* _RECORDS FOR THE EXERCISE_

────

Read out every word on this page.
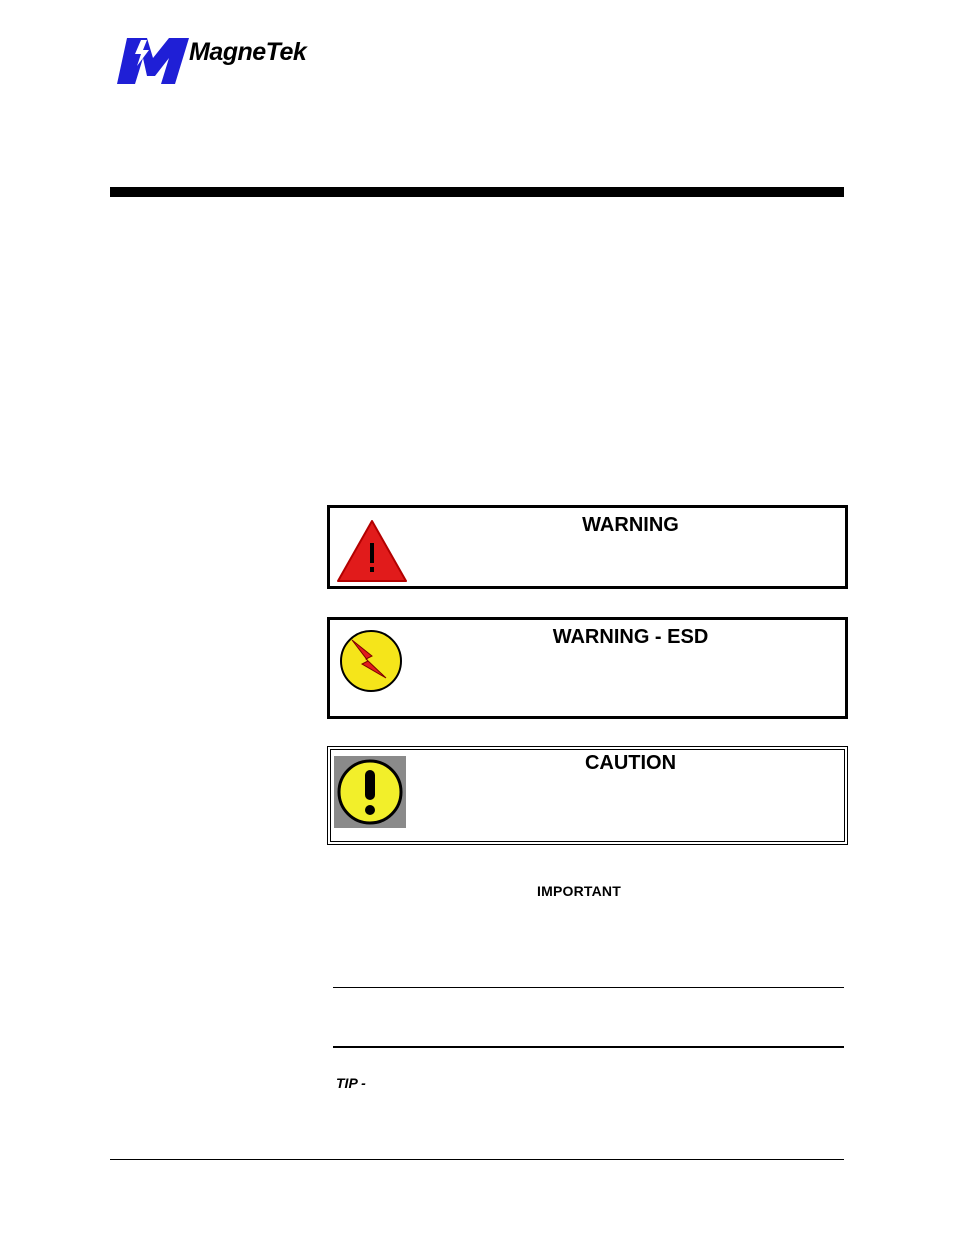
MagneTek
WARNING
WARNING - ESD
CAUTION
IMPORTANT
TIP -
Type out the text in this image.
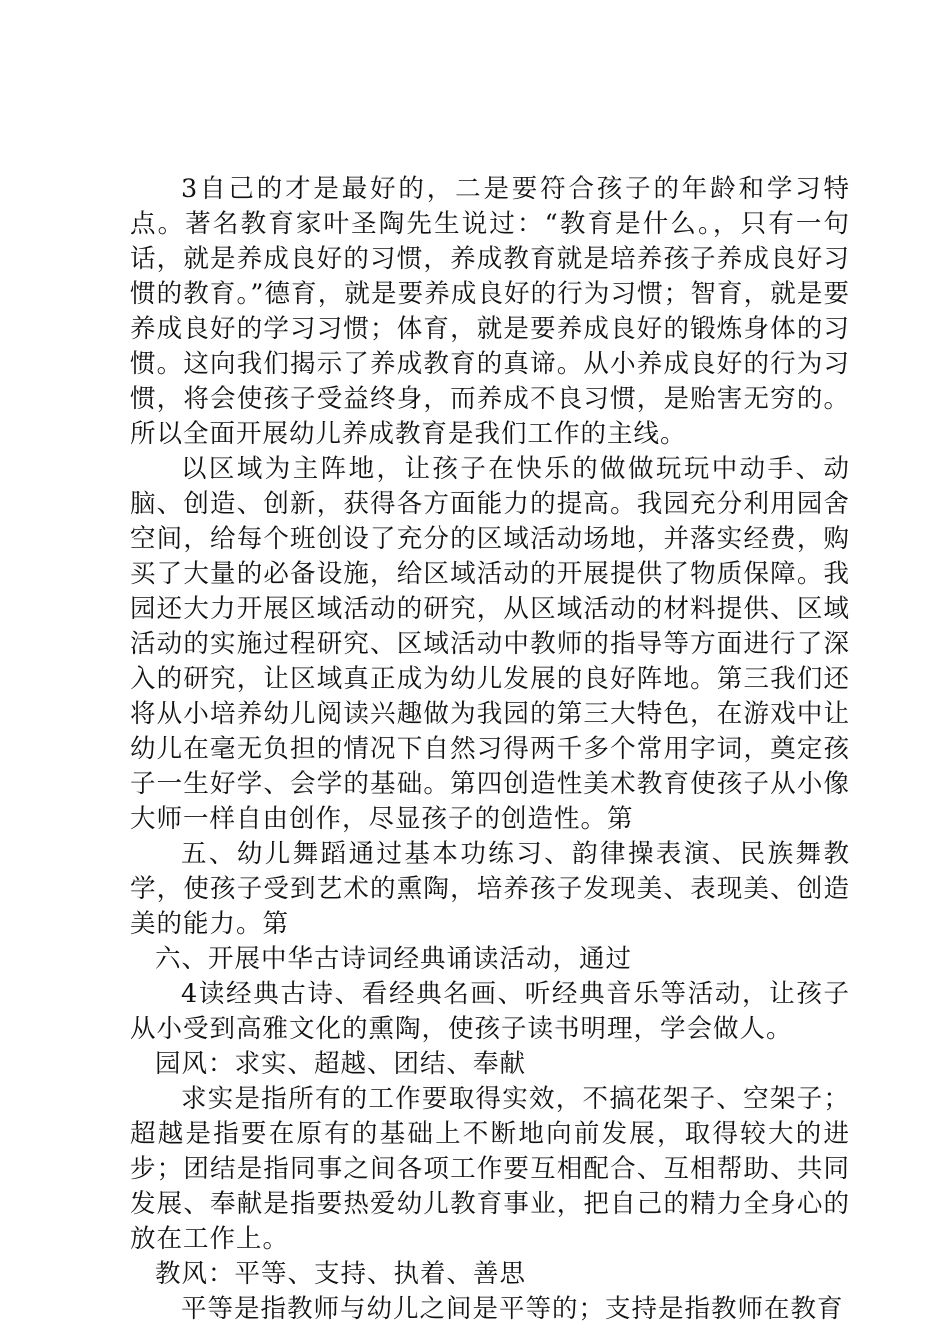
3自己的才是最好的，二是要符合孩子的年龄和学习特点。著名教育家叶圣陶先生说过：“教育是什么。，只有一句话，就是养成良好的习惯，养成教育就是培养孩子养成良好习惯的教育。”德育，就是要养成良好的行为习惯；智育，就是要养成良好的学习习惯；体育，就是要养成良好的锻炼身体的习惯。这向我们揭示了养成教育的真谛。从小养成良好的行为习惯，将会使孩子受益终身，而养成不良习惯，是贻害无穷的。所以全面开展幼儿养成教育是我们工作的主线。

以区域为主阵地，让孩子在快乐的做做玩玩中动手、动脑、创造、创新，获得各方面能力的提高。我园充分利用园舍空间，给每个班创设了充分的区域活动场地，并落实经费，购买了大量的必备设施，给区域活动的开展提供了物质保障。我园还大力开展区域活动的研究，从区域活动的材料提供、区域活动的实施过程研究、区域活动中教师的指导等方面进行了深入的研究，让区域真正成为幼儿发展的良好阵地。第三我们还将从小培养幼儿阅读兴趣做为我园的第三大特色，在游戏中让幼儿在毫无负担的情况下自然习得两千多个常用字词，奠定孩子一生好学、会学的基础。第四创造性美术教育使孩子从小像大师一样自由创作，尽显孩子的创造性。第

五、幼儿舞蹈通过基本功练习、韵律操表演、民族舞教学，使孩子受到艺术的熏陶，培养孩子发现美、表现美、创造美的能力。第

六、开展中华古诗词经典诵读活动，通过

4读经典古诗、看经典名画、听经典音乐等活动，让孩子从小受到高雅文化的熏陶，使孩子读书明理，学会做人。

园风：求实、超越、团结、奉献

求实是指所有的工作要取得实效，不搞花架子、空架子；超越是指要在原有的基础上不断地向前发展，取得较大的进步；团结是指同事之间各项工作要互相配合、互相帮助、共同发展、奉献是指要热爱幼儿教育事业，把自己的精力全身心的放在工作上。

教风：平等、支持、执着、善思

平等是指教师与幼儿之间是平等的；支持是指教师在教育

────

* _EXERCISE BRIEF_
Go through the listing above and return every line where the word "this" occurs.

* _RESPONSE TO THE TASK_
Read out every word on this page.
Type out the text in this image.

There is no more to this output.